─── Given records ───

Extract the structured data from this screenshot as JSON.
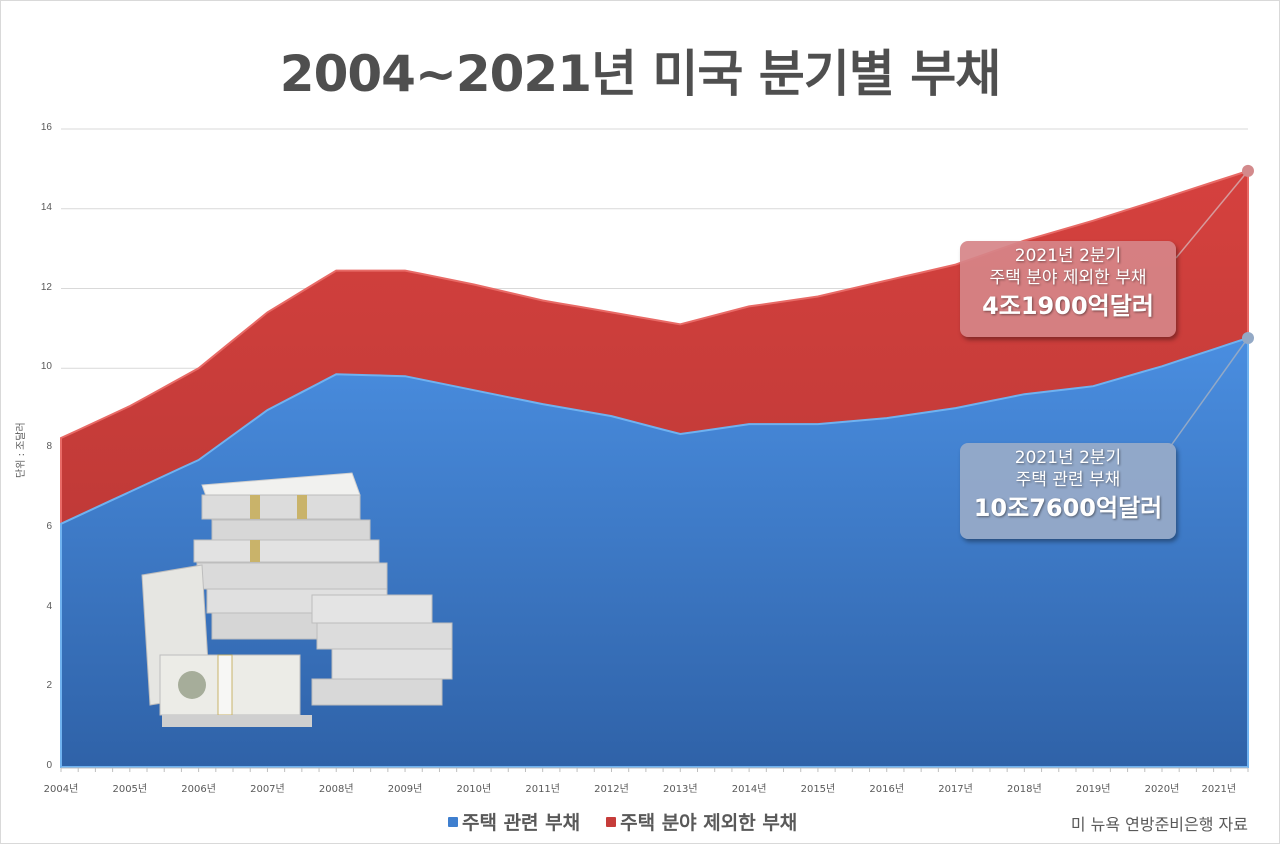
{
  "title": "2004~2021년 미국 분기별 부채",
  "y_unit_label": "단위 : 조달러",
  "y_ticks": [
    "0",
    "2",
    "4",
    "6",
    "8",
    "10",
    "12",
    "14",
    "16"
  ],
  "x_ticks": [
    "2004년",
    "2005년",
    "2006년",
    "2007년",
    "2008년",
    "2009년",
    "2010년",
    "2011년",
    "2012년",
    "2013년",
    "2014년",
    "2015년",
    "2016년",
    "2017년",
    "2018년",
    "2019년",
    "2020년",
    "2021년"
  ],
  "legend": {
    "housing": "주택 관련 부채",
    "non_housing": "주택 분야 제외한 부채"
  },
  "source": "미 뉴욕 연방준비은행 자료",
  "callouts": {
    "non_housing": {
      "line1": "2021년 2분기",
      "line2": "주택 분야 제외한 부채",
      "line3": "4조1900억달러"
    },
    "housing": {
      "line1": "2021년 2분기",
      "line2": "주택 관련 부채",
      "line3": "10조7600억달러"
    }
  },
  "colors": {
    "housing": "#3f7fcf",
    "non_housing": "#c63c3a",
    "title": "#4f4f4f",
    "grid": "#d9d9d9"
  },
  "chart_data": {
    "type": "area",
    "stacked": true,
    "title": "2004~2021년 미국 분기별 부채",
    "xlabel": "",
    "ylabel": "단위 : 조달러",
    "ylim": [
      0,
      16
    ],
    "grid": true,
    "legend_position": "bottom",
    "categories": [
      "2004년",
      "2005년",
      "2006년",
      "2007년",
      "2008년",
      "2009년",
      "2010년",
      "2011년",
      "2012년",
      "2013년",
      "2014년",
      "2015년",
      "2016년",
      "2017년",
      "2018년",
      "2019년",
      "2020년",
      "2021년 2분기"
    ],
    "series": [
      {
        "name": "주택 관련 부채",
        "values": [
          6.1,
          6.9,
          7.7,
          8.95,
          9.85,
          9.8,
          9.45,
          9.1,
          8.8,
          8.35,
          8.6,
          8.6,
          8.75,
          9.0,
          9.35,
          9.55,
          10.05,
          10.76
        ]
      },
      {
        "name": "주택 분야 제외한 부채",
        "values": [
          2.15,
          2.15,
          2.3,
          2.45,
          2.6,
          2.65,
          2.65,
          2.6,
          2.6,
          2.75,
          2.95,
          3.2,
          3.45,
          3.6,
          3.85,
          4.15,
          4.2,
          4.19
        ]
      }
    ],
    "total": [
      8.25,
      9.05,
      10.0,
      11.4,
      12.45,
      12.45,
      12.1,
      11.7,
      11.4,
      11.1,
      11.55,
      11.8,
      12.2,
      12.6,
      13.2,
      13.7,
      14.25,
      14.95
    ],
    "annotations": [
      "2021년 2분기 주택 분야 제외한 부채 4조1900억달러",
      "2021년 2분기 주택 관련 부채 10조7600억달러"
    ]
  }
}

───
─── Given records ───

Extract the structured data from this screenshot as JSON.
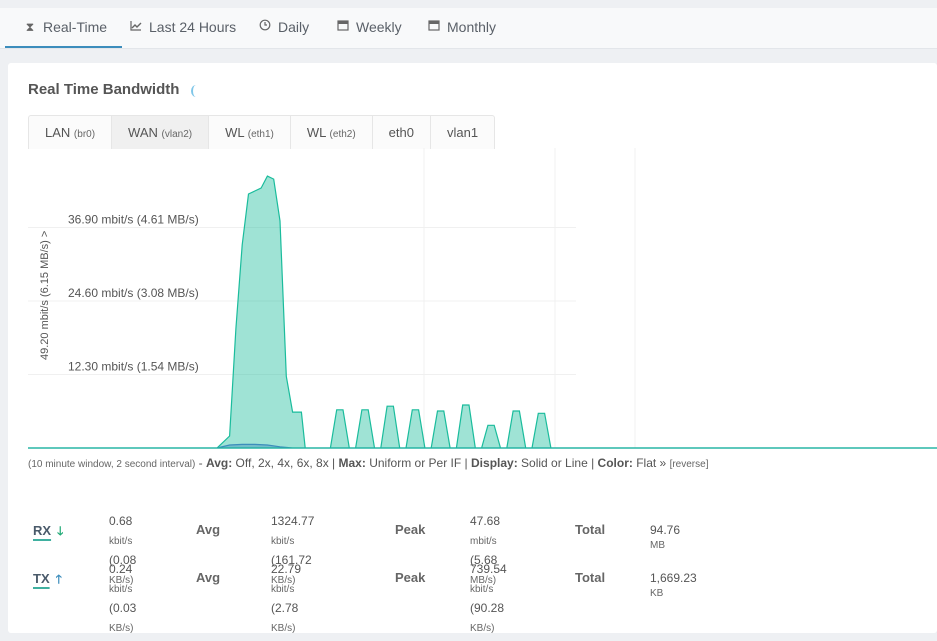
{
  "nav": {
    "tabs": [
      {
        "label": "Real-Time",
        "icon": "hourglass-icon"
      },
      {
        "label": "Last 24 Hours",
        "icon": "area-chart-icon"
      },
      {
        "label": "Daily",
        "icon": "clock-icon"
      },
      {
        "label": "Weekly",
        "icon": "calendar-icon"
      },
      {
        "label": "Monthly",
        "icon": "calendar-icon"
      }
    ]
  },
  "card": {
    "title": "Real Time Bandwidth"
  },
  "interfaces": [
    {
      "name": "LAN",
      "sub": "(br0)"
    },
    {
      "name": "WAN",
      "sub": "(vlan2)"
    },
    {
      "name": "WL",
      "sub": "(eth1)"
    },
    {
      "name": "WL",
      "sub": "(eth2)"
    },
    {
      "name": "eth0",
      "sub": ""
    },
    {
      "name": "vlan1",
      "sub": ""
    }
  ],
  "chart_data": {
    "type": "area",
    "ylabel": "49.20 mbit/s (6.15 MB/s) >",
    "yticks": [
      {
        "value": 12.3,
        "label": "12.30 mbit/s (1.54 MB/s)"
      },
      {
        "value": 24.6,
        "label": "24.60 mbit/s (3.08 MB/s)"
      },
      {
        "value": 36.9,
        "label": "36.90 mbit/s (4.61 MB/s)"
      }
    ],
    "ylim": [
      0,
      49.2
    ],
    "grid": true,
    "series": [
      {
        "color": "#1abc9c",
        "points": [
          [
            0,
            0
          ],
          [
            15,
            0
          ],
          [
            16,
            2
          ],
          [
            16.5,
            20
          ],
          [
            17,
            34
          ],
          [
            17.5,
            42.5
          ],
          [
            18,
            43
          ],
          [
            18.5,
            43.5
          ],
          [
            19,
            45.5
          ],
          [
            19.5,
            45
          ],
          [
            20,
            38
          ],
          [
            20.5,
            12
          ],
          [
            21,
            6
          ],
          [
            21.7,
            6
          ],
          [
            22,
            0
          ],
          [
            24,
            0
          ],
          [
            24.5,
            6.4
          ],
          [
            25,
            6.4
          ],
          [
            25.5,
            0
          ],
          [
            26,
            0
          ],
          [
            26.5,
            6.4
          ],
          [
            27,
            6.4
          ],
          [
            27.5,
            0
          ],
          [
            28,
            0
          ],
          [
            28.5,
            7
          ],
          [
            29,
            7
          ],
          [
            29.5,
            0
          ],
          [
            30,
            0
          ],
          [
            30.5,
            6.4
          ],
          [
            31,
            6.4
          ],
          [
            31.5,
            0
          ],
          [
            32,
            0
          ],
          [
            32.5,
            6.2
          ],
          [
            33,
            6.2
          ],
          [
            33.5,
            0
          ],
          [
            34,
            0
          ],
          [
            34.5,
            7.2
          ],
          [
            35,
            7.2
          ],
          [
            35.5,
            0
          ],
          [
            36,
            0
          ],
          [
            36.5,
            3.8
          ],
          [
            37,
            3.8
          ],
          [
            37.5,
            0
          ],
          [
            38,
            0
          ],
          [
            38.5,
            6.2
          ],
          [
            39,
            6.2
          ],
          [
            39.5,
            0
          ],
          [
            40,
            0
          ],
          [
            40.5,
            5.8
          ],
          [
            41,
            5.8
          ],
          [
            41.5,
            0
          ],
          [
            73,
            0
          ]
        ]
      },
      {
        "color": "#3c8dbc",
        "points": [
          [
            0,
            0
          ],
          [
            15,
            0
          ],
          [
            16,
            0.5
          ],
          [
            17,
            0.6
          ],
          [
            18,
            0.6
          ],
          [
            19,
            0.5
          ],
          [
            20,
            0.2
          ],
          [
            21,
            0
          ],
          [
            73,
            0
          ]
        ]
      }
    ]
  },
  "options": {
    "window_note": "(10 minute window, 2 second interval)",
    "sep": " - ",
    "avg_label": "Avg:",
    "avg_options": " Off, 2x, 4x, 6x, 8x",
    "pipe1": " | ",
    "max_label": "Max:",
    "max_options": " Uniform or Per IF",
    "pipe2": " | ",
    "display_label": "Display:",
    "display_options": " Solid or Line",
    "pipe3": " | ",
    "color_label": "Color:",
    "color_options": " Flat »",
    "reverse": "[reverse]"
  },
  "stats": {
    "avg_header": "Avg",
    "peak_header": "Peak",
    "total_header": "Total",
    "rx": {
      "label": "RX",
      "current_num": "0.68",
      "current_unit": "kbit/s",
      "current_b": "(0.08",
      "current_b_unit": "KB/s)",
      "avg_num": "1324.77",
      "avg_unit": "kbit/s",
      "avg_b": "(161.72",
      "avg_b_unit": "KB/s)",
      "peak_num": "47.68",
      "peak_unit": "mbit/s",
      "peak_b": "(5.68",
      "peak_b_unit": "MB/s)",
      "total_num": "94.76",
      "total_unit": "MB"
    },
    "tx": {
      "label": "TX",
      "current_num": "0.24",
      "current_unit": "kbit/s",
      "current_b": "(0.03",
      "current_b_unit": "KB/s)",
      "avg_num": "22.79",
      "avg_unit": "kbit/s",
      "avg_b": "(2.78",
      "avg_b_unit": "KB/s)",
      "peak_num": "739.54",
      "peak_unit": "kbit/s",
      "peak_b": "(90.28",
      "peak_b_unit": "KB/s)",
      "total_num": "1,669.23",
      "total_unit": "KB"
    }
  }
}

───

• [Work instructions] From the entries above, extract each line containing "mbit".

• [Result below]
    "ylabel": "49.20 mbit/s (6.15 MB/s) >",
        "label": "12.30 mbit/s (1.54 MB/s)"
        "label": "24.60 mbit/s (3.08 MB/s)"
        "label": "36.90 mbit/s (4.61 MB/s)"
      "peak_unit": "mbit/s",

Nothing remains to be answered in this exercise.